> **What is asked**
For the material that follows, list every line containing the word "Output".

> **Information supplied**
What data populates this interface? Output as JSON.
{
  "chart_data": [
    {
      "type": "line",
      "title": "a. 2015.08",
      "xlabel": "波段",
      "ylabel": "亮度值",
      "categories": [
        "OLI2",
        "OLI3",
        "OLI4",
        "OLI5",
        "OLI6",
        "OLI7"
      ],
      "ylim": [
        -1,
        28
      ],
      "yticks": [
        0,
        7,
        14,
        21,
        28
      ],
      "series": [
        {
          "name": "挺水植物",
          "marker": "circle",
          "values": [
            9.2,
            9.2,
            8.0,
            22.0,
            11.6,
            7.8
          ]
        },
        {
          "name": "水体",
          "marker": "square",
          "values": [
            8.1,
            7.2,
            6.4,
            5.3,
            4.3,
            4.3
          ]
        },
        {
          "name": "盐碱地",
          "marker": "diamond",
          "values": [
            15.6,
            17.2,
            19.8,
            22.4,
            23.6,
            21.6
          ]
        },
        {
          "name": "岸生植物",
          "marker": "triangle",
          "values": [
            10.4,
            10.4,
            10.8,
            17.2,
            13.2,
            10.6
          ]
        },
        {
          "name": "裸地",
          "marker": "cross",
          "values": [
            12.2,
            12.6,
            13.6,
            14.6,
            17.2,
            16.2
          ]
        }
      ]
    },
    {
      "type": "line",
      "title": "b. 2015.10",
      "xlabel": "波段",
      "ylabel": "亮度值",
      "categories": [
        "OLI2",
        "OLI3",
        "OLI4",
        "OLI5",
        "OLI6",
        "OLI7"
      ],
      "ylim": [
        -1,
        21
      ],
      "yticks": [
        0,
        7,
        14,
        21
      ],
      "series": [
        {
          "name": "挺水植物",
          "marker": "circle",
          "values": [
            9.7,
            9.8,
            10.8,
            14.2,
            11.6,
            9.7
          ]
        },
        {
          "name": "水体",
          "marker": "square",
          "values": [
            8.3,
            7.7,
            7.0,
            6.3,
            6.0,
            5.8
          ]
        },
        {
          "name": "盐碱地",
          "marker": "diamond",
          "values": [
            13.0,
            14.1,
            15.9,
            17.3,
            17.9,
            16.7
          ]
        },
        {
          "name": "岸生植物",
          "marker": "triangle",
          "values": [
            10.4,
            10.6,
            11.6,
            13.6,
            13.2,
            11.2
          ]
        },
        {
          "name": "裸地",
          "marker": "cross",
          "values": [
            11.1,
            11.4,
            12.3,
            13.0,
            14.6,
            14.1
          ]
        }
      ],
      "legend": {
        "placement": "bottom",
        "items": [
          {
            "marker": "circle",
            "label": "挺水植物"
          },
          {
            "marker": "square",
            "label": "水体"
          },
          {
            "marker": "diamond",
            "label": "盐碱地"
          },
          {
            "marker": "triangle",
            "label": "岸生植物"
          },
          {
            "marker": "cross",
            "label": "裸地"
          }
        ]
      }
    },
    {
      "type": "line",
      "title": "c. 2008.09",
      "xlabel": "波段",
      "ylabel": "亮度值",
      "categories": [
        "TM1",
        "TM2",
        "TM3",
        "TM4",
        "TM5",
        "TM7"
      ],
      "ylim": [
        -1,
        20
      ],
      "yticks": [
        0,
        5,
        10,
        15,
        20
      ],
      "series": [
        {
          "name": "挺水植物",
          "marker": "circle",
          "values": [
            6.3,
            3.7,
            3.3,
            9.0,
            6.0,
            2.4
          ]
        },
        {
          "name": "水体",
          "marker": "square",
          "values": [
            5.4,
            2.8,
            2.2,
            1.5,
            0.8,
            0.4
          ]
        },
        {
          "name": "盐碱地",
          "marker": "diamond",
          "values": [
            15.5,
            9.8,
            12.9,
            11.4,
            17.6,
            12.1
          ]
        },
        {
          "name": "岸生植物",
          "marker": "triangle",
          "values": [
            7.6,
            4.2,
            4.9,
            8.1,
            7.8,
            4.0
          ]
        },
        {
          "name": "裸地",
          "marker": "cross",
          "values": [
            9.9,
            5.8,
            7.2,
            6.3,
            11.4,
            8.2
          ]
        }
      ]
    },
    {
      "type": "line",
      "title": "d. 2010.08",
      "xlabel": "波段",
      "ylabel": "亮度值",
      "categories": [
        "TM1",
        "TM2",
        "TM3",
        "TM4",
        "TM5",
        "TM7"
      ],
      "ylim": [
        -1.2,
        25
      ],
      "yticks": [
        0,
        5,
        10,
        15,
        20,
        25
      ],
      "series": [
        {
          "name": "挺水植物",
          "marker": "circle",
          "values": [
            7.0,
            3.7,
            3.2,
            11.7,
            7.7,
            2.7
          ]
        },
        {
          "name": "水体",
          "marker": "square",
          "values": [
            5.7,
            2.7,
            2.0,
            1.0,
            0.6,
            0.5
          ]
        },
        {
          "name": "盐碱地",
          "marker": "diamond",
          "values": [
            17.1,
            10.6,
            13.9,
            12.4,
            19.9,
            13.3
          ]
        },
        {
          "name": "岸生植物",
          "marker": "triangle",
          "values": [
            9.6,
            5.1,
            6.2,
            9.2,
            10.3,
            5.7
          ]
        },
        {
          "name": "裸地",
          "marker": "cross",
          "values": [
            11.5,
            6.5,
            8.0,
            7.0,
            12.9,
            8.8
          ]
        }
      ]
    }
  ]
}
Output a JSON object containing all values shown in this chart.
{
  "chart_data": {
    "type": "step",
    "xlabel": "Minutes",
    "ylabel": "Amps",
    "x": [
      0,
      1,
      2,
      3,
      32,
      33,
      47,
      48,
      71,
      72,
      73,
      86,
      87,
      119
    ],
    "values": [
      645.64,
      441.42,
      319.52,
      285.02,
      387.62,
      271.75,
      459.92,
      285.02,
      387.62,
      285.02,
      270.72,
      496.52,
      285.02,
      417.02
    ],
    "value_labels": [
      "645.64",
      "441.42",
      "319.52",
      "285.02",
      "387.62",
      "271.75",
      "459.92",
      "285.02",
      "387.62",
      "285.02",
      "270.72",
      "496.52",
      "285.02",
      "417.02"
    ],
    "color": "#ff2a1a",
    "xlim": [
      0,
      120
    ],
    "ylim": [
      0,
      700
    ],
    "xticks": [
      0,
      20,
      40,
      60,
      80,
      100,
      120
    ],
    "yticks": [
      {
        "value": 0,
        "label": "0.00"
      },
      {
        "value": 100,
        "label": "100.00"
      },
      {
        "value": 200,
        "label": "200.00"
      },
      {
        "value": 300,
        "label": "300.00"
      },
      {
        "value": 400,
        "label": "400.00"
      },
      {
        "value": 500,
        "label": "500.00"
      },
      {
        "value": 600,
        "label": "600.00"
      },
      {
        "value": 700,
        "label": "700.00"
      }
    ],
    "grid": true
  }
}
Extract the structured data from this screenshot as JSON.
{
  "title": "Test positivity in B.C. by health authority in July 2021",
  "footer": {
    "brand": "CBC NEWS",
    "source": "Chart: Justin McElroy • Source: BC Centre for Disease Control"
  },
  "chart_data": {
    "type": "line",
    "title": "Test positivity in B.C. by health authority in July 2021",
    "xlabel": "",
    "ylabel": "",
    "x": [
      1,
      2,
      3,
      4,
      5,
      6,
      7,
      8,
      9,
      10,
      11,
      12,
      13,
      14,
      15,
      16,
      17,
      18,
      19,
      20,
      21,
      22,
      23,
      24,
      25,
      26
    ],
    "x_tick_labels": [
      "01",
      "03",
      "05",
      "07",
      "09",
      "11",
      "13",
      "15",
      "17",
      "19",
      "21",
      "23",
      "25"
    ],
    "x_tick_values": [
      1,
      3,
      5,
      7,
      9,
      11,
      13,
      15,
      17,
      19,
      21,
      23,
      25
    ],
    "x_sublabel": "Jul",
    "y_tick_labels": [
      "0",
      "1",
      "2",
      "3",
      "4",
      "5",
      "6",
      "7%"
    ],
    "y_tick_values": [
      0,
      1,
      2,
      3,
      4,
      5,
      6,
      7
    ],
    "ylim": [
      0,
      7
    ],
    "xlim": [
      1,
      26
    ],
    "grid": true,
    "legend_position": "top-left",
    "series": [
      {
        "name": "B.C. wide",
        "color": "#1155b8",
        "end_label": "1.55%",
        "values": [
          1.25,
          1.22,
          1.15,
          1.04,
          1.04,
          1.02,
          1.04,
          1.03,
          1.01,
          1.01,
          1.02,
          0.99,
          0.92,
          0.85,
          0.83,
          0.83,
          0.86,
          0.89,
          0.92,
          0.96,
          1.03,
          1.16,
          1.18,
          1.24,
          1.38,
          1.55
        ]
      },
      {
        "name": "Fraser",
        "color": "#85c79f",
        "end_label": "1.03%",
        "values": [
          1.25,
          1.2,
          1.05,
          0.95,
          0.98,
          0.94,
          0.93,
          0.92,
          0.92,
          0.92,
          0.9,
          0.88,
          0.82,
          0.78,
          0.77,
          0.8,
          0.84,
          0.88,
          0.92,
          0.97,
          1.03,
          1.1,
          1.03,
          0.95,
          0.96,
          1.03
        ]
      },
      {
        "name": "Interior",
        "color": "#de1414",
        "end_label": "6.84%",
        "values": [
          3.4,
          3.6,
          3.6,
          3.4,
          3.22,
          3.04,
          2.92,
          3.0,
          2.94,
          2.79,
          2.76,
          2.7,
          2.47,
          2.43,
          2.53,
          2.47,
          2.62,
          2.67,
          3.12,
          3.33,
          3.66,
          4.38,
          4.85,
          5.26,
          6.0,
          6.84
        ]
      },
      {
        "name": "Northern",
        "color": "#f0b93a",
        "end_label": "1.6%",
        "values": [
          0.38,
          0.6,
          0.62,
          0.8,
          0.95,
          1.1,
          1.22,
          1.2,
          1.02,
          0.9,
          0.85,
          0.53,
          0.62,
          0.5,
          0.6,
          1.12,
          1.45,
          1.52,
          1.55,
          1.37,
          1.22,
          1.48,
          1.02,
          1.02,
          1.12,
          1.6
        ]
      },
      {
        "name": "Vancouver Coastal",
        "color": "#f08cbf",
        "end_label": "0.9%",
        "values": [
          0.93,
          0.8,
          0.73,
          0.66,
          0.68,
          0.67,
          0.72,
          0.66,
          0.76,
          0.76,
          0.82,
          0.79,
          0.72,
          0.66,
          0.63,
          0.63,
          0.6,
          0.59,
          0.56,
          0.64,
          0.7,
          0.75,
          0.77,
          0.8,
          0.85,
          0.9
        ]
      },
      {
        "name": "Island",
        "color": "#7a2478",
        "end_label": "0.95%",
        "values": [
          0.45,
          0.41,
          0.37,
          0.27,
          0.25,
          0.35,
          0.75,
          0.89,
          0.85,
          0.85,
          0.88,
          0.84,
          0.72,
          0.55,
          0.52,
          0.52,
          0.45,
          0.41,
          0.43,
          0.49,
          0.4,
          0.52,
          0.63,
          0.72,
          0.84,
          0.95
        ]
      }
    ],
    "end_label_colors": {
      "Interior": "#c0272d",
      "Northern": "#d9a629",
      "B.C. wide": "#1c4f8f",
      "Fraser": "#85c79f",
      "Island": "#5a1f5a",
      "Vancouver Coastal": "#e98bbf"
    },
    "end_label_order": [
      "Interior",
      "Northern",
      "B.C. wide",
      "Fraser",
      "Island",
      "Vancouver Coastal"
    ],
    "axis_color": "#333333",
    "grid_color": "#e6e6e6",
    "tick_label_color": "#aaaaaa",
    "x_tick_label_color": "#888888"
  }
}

> **Response to this exercise**
What data populates this interface? Output as JSON.
Output a JSON object containing all values shown in this chart.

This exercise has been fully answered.